=== DATA FOR THIS EXERCISE ===
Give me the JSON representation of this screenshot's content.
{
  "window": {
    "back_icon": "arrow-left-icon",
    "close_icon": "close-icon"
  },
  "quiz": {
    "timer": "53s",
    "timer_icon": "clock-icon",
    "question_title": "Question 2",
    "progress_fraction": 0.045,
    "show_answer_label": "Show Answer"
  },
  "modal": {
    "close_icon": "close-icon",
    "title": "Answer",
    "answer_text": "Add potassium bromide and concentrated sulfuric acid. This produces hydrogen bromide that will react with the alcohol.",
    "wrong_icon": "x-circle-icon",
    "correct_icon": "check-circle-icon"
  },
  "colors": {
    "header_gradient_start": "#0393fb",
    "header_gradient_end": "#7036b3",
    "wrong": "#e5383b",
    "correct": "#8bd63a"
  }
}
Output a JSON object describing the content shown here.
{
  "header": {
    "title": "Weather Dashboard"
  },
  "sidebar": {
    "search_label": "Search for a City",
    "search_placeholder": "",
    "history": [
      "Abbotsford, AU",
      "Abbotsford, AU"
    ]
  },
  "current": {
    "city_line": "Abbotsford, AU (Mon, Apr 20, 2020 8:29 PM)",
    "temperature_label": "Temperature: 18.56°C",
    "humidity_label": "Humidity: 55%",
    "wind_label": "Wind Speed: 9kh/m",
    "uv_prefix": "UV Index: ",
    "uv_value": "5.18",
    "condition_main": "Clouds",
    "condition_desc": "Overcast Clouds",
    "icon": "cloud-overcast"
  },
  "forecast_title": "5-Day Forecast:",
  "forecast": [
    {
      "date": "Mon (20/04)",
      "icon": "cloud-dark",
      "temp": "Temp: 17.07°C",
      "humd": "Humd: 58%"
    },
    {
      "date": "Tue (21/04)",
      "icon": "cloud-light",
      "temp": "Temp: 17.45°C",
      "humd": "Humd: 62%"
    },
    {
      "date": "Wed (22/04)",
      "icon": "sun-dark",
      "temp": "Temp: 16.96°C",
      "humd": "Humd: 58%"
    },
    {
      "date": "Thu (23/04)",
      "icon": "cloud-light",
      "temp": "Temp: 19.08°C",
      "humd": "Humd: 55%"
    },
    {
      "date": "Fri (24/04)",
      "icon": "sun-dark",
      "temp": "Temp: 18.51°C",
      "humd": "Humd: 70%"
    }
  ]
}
===
Copy all data exactly, start to finish.

Give me the JSON representation of this screenshot's content.
{
  "window": {
    "back_icon": "arrow-left-icon",
    "close_icon": "close-icon"
  },
  "quiz": {
    "timer": "53s",
    "timer_icon": "clock-icon",
    "question_title": "Question 2",
    "progress_fraction": 0.045,
    "show_answer_label": "Show Answer"
  },
  "modal": {
    "close_icon": "close-icon",
    "title": "Answer",
    "answer_text": "Add potassium bromide and concentrated sulfuric acid. This produces hydrogen bromide that will react with the alcohol.",
    "wrong_icon": "x-circle-icon",
    "correct_icon": "check-circle-icon"
  },
  "colors": {
    "header_gradient_start": "#0393fb",
    "header_gradient_end": "#7036b3",
    "wrong": "#e5383b",
    "correct": "#8bd63a"
  }
}
Output a JSON object describing the content shown here.
{
  "header": {
    "title": "Weather Dashboard"
  },
  "sidebar": {
    "search_label": "Search for a City",
    "search_placeholder": "",
    "history": [
      "Abbotsford, AU",
      "Abbotsford, AU"
    ]
  },
  "current": {
    "city_line": "Abbotsford, AU (Mon, Apr 20, 2020 8:29 PM)",
    "temperature_label": "Temperature: 18.56°C",
    "humidity_label": "Humidity: 55%",
    "wind_label": "Wind Speed: 9kh/m",
    "uv_prefix": "UV Index: ",
    "uv_value": "5.18",
    "condition_main": "Clouds",
    "condition_desc": "Overcast Clouds",
    "icon": "cloud-overcast"
  },
  "forecast_title": "5-Day Forecast:",
  "forecast": [
    {
      "date": "Mon (20/04)",
      "icon": "cloud-dark",
      "temp": "Temp: 17.07°C",
      "humd": "Humd: 58%"
    },
    {
      "date": "Tue (21/04)",
      "icon": "cloud-light",
      "temp": "Temp: 17.45°C",
      "humd": "Humd: 62%"
    },
    {
      "date": "Wed (22/04)",
      "icon": "sun-dark",
      "temp": "Temp: 16.96°C",
      "humd": "Humd: 58%"
    },
    {
      "date": "Thu (23/04)",
      "icon": "cloud-light",
      "temp": "Temp: 19.08°C",
      "humd": "Humd: 55%"
    },
    {
      "date": "Fri (24/04)",
      "icon": "sun-dark",
      "temp": "Temp: 18.51°C",
      "humd": "Humd: 70%"
    }
  ]
}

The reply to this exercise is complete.